_Records contained in a dataset_.

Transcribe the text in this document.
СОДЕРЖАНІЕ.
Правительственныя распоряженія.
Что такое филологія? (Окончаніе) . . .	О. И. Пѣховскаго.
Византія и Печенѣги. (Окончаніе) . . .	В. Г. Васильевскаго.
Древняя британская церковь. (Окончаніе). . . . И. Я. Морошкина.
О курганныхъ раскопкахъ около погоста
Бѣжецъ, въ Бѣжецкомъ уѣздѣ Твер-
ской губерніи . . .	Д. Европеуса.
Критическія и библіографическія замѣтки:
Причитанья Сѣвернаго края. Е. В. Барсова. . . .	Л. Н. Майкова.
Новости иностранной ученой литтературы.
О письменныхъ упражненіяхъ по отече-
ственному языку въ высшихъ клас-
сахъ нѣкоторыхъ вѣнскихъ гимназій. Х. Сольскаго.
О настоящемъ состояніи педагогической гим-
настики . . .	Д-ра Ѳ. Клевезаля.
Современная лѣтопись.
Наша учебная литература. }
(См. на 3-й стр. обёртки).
...
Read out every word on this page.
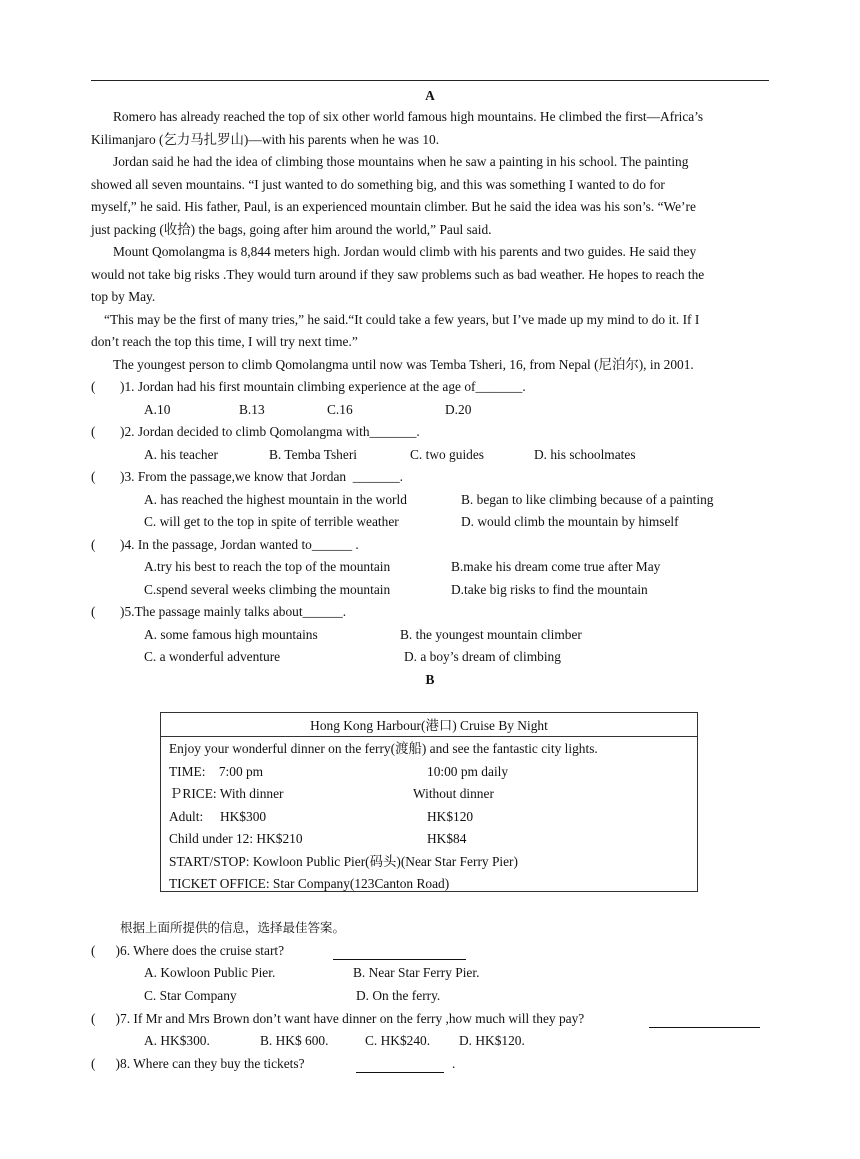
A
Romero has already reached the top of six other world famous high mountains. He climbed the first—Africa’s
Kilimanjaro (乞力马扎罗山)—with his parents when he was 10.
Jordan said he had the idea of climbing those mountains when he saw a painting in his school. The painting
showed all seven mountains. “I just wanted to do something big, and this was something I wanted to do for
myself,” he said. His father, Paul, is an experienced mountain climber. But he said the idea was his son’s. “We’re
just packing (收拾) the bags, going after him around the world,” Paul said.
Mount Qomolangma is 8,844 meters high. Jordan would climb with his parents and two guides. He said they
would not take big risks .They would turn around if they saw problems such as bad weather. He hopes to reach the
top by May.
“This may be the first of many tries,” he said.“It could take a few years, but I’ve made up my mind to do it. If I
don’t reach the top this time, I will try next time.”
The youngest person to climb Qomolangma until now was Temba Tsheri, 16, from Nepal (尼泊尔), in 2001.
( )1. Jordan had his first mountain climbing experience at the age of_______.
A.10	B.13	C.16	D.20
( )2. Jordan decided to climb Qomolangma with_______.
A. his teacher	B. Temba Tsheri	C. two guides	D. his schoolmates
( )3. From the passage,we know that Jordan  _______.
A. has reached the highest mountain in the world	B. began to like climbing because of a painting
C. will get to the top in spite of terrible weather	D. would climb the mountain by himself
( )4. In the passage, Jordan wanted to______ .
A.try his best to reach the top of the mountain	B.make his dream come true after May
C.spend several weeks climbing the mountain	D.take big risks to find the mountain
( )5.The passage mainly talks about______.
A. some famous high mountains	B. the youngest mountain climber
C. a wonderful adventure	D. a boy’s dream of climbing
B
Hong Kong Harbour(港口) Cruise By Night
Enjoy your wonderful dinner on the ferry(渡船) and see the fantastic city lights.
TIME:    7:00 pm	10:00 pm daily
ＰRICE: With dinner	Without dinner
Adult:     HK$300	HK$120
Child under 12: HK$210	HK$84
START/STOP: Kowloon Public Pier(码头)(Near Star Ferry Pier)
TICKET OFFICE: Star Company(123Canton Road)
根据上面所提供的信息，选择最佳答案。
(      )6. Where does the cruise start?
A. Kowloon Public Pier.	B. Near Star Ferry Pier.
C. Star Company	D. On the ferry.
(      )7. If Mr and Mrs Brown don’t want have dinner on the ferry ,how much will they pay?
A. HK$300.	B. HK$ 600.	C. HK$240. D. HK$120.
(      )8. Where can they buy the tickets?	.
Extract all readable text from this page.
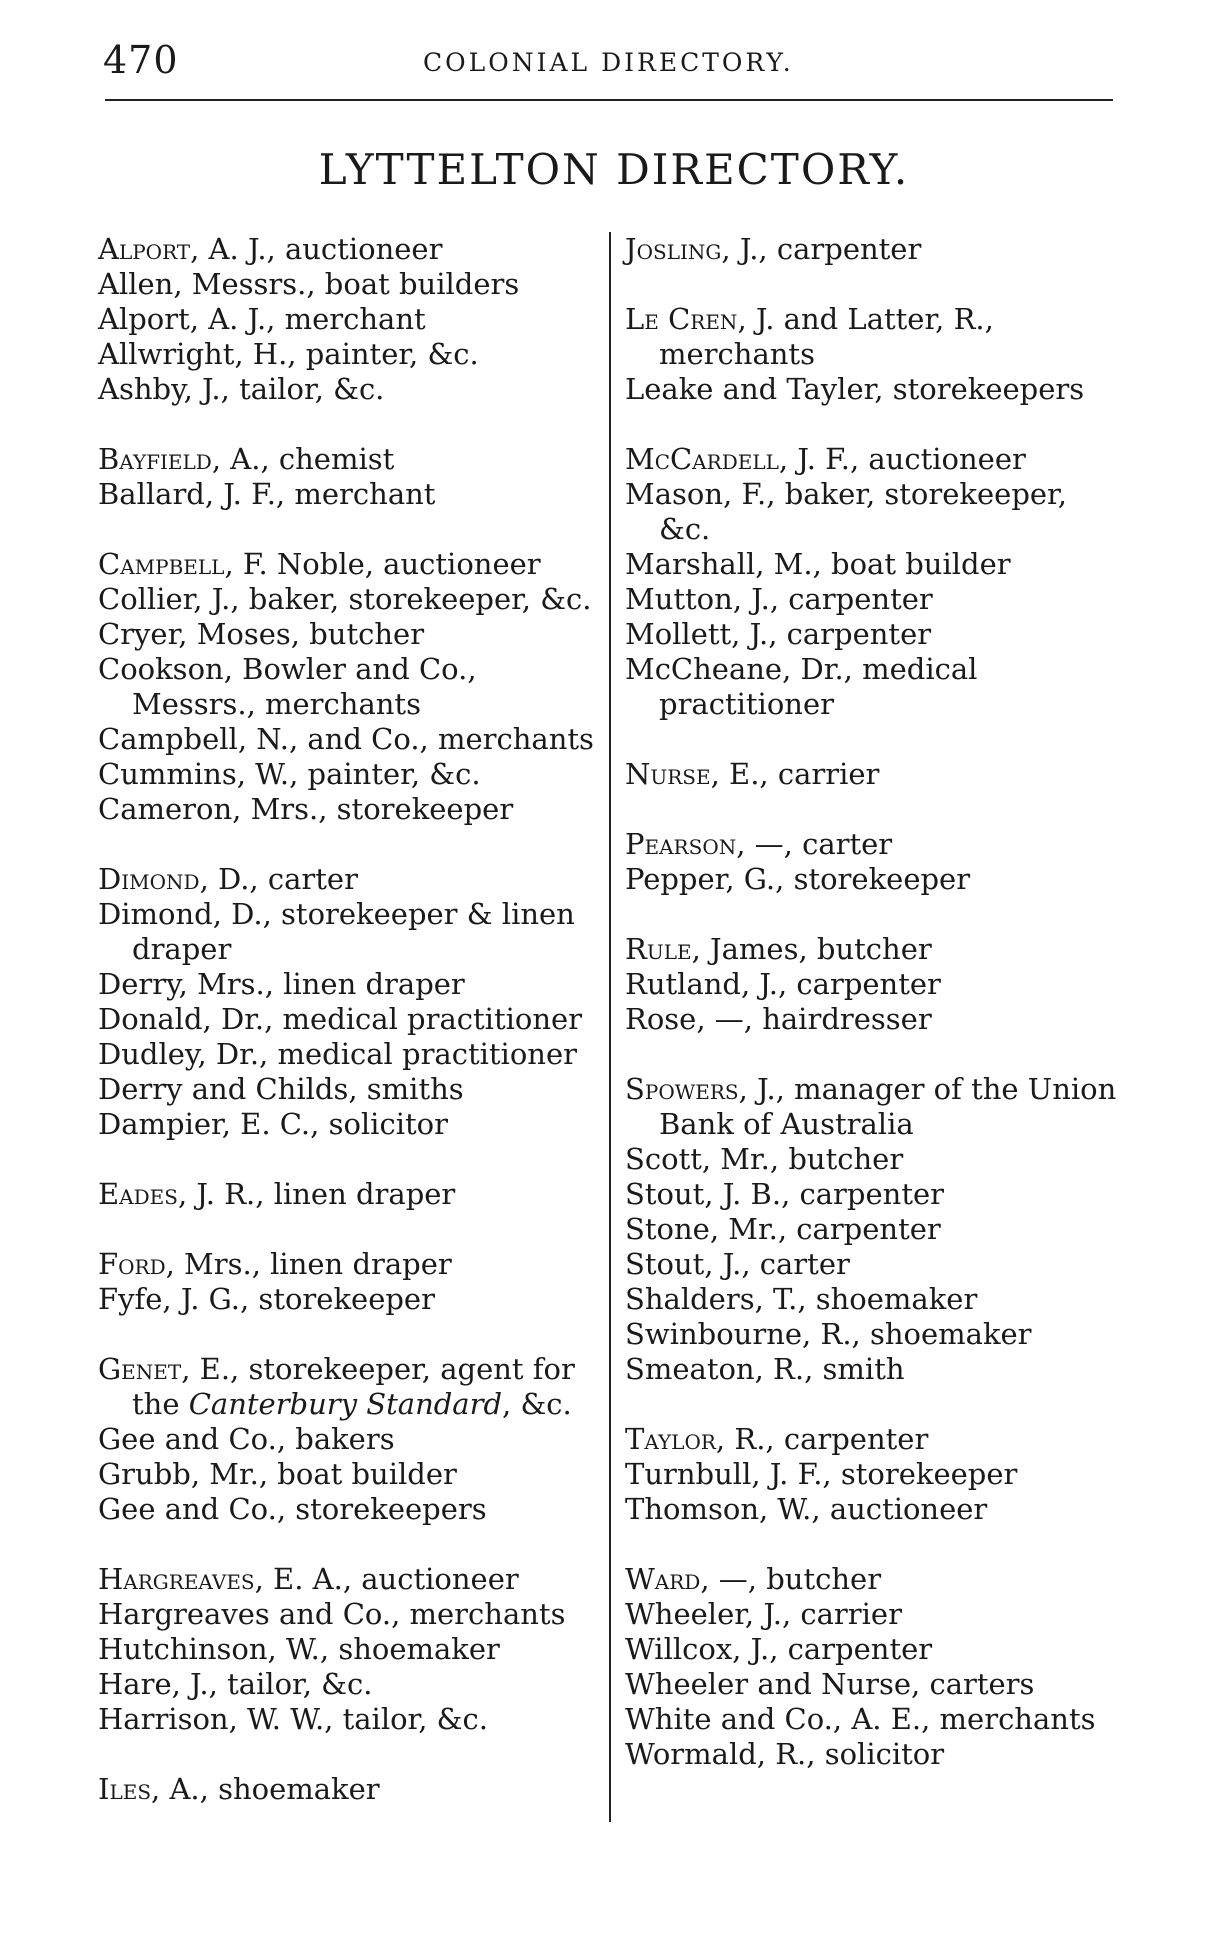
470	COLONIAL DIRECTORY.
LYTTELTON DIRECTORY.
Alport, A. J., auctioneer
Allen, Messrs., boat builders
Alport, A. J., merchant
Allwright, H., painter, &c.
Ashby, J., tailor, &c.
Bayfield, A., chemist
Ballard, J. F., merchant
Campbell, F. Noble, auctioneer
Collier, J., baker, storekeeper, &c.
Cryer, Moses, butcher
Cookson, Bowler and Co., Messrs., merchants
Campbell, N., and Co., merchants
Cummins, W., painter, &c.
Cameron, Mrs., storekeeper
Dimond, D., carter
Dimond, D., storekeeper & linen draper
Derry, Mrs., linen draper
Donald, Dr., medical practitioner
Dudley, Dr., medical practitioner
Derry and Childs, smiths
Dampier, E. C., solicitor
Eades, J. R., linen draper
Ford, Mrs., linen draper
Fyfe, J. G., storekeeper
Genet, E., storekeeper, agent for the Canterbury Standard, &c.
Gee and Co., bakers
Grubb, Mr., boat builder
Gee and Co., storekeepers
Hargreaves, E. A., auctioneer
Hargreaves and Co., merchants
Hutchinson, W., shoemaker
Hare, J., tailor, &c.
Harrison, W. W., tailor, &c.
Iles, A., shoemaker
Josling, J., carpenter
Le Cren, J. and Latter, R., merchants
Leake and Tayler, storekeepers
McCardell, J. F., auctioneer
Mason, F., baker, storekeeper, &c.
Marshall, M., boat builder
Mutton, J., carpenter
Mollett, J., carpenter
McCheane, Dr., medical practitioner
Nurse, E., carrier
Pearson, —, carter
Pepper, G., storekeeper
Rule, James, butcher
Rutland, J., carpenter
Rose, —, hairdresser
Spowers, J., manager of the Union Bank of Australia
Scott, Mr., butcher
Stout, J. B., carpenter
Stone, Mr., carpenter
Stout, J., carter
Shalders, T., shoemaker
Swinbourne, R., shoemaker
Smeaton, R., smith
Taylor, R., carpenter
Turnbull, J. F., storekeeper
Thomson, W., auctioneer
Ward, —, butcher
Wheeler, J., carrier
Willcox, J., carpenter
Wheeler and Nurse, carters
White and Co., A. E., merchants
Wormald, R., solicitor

_TASK STATEMENT_. A line counts if it holds the word "first". Work out how many lines in the listing count, and give only that number.

_OUTPUT OF THE TASK_. 3